Scan the records below. List lines holding "Logistics".
===============
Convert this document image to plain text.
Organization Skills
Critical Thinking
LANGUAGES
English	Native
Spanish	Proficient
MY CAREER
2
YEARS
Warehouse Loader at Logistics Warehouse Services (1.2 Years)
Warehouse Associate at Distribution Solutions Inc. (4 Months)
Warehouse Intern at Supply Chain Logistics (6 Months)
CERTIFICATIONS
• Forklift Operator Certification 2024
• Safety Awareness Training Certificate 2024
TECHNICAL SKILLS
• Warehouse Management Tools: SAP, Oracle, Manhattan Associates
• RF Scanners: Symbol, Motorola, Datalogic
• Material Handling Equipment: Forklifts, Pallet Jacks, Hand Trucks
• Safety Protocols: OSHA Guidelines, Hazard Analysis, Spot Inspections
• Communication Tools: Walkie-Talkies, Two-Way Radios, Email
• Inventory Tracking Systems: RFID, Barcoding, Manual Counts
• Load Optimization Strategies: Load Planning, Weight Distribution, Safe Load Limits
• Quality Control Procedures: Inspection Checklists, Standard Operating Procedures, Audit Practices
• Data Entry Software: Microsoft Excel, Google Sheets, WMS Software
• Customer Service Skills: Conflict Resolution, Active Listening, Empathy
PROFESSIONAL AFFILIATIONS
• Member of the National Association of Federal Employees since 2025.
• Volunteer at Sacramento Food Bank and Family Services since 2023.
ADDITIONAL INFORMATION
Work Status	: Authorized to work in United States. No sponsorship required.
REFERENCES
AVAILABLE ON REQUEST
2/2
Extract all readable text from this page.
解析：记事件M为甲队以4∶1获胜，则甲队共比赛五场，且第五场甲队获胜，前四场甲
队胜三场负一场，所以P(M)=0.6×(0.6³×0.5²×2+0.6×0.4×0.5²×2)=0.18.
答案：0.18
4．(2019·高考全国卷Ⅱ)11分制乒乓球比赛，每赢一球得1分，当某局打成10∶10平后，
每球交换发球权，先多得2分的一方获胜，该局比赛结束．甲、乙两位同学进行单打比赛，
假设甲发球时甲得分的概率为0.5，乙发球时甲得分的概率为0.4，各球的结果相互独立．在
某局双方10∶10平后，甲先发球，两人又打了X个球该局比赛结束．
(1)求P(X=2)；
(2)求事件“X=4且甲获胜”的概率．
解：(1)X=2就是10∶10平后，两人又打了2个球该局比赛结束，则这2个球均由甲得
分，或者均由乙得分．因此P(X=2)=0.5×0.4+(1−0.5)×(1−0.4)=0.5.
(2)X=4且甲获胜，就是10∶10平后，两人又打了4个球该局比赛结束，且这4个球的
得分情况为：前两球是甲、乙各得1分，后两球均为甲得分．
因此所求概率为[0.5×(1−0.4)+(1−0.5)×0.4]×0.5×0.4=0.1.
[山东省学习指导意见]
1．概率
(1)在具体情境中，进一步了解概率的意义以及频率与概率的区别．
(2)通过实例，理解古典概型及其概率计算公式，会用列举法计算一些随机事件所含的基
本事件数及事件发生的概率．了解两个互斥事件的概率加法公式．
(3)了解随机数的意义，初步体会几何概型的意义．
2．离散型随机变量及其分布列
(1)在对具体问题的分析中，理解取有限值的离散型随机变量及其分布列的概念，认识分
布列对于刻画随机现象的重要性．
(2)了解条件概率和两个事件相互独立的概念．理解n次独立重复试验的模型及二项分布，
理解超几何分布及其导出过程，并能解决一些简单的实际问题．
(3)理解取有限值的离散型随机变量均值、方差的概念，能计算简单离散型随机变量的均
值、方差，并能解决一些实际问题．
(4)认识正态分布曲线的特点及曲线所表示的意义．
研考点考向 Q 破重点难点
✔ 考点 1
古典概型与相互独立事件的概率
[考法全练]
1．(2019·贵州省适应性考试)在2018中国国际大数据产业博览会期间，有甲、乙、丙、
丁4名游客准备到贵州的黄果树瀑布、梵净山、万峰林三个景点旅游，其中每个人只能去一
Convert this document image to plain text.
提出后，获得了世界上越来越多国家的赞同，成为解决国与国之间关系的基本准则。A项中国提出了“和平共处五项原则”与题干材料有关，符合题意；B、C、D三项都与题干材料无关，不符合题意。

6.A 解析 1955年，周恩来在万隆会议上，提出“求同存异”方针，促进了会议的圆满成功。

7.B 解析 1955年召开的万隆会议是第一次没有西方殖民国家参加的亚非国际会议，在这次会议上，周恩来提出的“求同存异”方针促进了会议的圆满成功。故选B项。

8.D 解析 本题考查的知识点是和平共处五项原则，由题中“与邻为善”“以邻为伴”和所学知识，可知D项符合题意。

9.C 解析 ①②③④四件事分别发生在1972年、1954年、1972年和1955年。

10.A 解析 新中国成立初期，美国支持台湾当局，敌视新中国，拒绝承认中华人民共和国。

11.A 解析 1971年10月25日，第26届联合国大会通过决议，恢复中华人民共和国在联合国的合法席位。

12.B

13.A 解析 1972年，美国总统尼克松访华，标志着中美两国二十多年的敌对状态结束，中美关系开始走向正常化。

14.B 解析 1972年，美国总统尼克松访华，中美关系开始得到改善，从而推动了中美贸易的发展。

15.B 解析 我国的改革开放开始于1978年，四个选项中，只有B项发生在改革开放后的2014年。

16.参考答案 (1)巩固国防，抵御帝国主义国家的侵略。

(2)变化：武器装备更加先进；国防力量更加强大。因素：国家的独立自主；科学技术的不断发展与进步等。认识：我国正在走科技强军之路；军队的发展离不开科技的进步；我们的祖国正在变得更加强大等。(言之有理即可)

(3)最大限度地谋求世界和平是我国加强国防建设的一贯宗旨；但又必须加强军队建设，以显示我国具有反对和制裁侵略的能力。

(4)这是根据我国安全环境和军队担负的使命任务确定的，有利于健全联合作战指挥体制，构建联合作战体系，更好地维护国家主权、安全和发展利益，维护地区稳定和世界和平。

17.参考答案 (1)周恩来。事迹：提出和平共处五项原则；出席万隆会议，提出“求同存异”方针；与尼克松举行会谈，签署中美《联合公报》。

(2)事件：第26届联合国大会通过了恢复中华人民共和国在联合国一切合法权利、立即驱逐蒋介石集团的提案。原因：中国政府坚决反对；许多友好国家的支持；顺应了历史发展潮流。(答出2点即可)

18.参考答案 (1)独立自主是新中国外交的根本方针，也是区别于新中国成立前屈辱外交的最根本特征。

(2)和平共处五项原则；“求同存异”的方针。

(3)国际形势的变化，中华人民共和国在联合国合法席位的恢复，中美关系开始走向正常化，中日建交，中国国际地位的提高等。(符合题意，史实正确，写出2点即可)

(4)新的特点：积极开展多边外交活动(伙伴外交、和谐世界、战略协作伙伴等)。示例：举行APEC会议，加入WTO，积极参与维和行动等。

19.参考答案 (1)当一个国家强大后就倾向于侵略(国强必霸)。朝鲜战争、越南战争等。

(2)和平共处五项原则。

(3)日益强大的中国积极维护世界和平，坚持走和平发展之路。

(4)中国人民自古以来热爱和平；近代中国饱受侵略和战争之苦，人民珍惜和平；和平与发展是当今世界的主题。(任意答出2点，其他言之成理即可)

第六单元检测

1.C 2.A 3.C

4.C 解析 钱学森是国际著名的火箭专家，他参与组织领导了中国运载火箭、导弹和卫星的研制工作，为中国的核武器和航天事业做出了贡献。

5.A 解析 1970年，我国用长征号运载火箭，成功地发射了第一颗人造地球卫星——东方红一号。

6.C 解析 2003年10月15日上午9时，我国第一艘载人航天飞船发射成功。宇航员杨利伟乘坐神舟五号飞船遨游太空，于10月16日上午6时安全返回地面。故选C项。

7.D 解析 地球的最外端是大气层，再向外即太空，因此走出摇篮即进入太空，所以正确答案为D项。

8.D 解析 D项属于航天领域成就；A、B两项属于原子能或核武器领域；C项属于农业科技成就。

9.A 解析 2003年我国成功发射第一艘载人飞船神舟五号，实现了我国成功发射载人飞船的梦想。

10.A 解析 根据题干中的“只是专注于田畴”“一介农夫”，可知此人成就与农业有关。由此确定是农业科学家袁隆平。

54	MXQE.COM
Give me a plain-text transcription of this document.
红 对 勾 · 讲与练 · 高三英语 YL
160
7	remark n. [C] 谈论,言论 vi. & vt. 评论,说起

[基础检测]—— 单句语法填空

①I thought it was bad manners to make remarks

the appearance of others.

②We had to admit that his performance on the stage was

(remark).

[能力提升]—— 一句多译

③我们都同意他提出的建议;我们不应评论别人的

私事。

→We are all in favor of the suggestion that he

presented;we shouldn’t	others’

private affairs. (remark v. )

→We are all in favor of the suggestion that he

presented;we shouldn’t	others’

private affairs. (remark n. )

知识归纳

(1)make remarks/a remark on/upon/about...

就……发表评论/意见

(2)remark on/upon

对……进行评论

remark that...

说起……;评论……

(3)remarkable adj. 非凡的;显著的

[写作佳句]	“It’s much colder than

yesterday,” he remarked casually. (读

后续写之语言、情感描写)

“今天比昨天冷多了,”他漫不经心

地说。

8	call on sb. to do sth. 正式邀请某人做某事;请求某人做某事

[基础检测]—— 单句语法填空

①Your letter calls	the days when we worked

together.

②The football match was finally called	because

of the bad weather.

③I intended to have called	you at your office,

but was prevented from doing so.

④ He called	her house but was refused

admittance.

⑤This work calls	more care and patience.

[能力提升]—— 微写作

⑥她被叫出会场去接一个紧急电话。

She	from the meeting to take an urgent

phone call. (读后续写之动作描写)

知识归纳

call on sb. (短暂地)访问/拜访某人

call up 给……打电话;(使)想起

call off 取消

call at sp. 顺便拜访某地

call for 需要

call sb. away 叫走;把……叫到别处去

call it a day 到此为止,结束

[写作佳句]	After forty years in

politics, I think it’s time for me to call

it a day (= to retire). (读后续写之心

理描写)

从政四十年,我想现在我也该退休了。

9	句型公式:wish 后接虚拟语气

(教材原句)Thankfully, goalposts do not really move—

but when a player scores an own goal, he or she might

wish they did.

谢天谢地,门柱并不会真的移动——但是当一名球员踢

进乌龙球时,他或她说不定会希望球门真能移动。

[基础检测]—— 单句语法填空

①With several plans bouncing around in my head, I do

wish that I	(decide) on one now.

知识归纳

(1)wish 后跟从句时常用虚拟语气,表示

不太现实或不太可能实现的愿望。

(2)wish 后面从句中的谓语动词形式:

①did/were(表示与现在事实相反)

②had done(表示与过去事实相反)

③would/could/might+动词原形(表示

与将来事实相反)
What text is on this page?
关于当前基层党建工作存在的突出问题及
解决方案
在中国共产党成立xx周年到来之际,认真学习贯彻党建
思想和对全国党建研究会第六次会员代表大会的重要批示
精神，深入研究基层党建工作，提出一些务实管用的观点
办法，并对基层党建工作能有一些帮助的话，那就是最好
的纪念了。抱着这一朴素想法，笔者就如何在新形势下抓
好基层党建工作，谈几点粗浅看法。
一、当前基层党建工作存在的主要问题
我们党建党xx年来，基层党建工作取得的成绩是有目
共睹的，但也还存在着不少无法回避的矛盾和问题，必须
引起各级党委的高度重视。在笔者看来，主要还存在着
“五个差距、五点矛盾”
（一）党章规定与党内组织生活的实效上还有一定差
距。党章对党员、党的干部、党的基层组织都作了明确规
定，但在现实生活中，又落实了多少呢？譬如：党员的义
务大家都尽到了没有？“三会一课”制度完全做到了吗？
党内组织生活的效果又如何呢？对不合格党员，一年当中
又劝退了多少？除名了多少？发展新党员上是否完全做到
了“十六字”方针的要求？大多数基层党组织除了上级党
===============
▶ _The response_:
Warehouse Loader at Logistics Warehouse Services (1.2 Years)
Warehouse Intern at Supply Chain Logistics (6 Months)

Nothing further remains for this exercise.